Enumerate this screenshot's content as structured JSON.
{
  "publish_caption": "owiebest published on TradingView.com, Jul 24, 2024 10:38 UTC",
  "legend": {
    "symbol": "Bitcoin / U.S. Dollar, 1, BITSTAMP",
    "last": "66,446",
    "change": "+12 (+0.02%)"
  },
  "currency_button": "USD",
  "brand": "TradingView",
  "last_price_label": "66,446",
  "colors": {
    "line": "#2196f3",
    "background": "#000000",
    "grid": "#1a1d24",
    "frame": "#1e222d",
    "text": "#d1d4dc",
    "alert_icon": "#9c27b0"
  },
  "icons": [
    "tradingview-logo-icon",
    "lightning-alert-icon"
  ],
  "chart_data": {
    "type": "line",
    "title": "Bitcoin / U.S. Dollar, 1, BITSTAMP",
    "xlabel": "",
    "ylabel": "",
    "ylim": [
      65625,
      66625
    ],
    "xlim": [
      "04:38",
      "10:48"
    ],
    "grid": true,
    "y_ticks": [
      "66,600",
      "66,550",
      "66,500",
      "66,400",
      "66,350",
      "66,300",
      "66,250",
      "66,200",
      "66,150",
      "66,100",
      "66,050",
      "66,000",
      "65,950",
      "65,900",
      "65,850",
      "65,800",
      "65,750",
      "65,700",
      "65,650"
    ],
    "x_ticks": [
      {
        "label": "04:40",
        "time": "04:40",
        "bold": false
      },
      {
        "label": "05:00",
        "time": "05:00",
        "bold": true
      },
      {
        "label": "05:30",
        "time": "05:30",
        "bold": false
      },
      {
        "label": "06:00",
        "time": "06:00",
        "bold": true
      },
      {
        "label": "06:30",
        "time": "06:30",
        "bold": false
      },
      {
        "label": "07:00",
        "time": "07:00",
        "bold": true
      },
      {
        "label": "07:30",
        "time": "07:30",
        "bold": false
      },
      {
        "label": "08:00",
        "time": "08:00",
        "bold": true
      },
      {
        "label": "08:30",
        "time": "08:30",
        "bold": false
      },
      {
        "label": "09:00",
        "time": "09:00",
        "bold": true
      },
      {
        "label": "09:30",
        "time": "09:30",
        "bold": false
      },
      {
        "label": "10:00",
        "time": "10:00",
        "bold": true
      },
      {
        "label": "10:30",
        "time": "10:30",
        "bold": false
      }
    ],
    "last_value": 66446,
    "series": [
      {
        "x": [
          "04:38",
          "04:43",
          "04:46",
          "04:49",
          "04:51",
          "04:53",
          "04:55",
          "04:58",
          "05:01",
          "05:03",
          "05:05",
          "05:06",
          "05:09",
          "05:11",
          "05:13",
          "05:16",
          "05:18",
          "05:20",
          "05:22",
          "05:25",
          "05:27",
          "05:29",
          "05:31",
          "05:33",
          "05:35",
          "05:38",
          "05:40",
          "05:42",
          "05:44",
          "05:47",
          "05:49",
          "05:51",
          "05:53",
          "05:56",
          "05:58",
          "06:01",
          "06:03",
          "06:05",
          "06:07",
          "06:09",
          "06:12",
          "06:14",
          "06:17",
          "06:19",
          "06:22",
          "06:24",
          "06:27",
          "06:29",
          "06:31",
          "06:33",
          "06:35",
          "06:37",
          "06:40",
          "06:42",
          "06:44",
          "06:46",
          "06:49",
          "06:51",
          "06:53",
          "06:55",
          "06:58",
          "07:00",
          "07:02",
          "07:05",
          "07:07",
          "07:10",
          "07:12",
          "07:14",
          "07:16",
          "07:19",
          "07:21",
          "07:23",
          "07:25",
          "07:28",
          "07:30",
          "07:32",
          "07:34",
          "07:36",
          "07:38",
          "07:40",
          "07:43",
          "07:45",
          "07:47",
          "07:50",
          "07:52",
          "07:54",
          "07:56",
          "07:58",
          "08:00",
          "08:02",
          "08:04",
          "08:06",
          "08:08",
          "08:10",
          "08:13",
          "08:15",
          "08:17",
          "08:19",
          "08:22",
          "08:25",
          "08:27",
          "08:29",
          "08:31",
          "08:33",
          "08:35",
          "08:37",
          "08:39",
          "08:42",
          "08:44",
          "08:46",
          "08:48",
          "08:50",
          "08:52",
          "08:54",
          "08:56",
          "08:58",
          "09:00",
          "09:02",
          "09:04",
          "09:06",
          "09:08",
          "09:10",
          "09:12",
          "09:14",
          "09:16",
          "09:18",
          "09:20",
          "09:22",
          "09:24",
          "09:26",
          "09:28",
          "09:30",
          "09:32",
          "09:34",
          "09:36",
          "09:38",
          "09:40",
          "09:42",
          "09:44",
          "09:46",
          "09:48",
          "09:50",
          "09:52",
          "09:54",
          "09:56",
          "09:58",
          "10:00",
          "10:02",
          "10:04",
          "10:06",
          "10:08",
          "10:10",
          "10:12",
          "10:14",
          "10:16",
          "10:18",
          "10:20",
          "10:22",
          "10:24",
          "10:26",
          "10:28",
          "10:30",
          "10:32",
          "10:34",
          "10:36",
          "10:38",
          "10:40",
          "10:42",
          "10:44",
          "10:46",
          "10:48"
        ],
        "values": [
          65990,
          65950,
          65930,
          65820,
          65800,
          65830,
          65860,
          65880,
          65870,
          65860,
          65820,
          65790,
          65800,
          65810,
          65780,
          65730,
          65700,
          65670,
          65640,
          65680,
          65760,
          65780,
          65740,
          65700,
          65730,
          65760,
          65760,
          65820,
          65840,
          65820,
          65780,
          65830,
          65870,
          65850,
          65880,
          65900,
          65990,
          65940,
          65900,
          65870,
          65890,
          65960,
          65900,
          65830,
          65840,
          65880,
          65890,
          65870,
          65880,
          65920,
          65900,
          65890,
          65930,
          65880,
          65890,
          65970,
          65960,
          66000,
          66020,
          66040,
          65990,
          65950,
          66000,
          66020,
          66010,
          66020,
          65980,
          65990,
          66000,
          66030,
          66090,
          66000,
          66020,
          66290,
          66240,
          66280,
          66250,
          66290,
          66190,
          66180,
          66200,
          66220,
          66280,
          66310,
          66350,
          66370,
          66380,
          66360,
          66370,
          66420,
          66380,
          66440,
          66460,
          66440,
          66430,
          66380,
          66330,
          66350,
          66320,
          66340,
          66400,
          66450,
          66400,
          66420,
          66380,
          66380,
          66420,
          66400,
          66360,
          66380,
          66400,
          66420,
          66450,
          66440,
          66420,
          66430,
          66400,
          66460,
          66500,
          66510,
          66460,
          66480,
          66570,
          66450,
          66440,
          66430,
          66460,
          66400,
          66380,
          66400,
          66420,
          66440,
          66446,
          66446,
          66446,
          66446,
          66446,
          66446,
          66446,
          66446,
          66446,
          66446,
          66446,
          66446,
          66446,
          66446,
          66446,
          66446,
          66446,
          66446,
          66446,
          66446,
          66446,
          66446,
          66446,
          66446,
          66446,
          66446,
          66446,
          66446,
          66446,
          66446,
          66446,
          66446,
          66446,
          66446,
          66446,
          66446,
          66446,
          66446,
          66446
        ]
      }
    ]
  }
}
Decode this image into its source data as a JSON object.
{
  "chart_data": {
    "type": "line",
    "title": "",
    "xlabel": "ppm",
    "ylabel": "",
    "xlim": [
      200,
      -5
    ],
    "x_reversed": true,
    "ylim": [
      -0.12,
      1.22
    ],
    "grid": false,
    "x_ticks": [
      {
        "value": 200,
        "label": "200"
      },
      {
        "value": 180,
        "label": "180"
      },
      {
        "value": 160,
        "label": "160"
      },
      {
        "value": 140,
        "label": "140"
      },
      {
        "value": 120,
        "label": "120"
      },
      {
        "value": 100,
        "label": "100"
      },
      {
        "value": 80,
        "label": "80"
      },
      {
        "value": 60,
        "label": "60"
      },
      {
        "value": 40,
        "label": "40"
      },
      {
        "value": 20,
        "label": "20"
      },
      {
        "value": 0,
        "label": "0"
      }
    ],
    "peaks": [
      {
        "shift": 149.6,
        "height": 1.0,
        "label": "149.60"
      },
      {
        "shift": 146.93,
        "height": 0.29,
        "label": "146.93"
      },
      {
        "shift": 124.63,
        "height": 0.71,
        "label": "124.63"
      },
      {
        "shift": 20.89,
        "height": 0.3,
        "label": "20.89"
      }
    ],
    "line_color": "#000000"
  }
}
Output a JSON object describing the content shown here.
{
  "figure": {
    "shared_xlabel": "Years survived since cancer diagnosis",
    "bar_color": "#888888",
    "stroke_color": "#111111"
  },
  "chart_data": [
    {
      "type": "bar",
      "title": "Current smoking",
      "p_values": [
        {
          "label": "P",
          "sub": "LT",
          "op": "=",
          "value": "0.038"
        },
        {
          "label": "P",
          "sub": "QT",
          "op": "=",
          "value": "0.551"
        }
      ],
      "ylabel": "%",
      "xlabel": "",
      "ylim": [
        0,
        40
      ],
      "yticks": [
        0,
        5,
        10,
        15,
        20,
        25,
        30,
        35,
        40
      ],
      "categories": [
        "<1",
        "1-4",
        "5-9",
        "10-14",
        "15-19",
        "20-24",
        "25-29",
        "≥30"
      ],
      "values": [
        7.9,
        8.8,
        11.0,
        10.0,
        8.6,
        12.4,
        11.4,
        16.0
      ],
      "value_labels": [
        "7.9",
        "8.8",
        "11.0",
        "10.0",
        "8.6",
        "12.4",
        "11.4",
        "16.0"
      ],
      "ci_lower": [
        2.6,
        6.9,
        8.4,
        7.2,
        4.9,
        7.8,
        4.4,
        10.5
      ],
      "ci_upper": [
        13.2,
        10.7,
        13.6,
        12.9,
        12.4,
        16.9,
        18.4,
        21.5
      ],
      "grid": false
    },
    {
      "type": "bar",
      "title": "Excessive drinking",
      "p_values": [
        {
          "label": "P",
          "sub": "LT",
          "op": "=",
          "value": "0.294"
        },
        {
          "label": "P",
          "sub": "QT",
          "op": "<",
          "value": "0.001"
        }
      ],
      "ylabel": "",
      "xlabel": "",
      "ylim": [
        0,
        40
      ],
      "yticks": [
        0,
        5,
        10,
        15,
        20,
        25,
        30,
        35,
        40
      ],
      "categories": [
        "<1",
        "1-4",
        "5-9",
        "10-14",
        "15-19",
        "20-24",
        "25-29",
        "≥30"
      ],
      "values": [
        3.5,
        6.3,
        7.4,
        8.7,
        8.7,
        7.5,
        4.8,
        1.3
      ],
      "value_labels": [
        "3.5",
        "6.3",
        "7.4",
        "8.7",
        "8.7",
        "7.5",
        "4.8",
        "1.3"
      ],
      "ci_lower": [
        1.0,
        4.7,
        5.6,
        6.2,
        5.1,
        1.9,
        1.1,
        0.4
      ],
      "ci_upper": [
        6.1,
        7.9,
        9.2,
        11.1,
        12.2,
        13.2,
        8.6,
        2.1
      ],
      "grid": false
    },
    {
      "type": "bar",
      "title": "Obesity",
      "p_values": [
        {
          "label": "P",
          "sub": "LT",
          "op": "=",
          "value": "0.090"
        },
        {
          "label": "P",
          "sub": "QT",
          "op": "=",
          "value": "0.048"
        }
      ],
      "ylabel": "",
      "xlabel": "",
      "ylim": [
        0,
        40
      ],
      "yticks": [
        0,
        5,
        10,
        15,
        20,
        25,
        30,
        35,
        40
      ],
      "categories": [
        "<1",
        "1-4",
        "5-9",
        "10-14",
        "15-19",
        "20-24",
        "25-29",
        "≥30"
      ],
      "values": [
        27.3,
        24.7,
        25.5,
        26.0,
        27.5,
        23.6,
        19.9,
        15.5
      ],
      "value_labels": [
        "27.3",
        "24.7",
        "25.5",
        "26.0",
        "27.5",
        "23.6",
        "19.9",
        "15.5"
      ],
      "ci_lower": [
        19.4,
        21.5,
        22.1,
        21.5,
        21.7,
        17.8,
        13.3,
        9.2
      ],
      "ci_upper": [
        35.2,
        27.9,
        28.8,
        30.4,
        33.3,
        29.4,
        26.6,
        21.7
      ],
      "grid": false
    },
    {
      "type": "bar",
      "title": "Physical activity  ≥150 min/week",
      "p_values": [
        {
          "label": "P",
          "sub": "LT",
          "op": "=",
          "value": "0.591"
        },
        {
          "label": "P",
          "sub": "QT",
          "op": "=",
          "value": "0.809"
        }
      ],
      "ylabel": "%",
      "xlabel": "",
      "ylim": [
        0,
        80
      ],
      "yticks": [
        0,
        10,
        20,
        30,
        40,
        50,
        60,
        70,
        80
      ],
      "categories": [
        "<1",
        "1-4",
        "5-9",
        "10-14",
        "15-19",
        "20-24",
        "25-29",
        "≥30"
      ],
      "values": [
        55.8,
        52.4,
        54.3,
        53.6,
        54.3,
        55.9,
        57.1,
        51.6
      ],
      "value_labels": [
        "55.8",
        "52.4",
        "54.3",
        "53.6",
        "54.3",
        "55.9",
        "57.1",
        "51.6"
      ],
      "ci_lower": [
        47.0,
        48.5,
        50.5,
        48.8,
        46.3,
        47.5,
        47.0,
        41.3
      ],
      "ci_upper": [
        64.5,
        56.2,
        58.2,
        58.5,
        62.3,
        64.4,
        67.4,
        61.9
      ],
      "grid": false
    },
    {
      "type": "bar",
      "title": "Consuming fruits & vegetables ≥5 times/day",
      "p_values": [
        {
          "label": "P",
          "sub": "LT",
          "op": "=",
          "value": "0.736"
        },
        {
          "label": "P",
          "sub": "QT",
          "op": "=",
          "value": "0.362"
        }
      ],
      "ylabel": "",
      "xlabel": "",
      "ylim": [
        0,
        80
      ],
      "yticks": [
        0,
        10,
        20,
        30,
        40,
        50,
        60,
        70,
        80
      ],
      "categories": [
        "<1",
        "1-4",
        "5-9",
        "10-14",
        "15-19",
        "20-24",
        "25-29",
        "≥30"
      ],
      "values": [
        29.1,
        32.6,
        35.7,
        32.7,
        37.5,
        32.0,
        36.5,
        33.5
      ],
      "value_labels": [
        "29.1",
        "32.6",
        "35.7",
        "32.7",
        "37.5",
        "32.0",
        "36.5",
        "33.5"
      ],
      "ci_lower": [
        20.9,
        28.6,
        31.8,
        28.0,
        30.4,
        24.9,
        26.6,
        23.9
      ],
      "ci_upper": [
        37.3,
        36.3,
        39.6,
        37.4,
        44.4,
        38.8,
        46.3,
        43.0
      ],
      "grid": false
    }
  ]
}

----------

## WRITTEN PROBLEM
Show all lines from the listing above in which "height" appears.

## COMPLETED TASK
        "height": 1.0,
        "height": 0.29,
        "height": 0.71,
        "height": 0.3,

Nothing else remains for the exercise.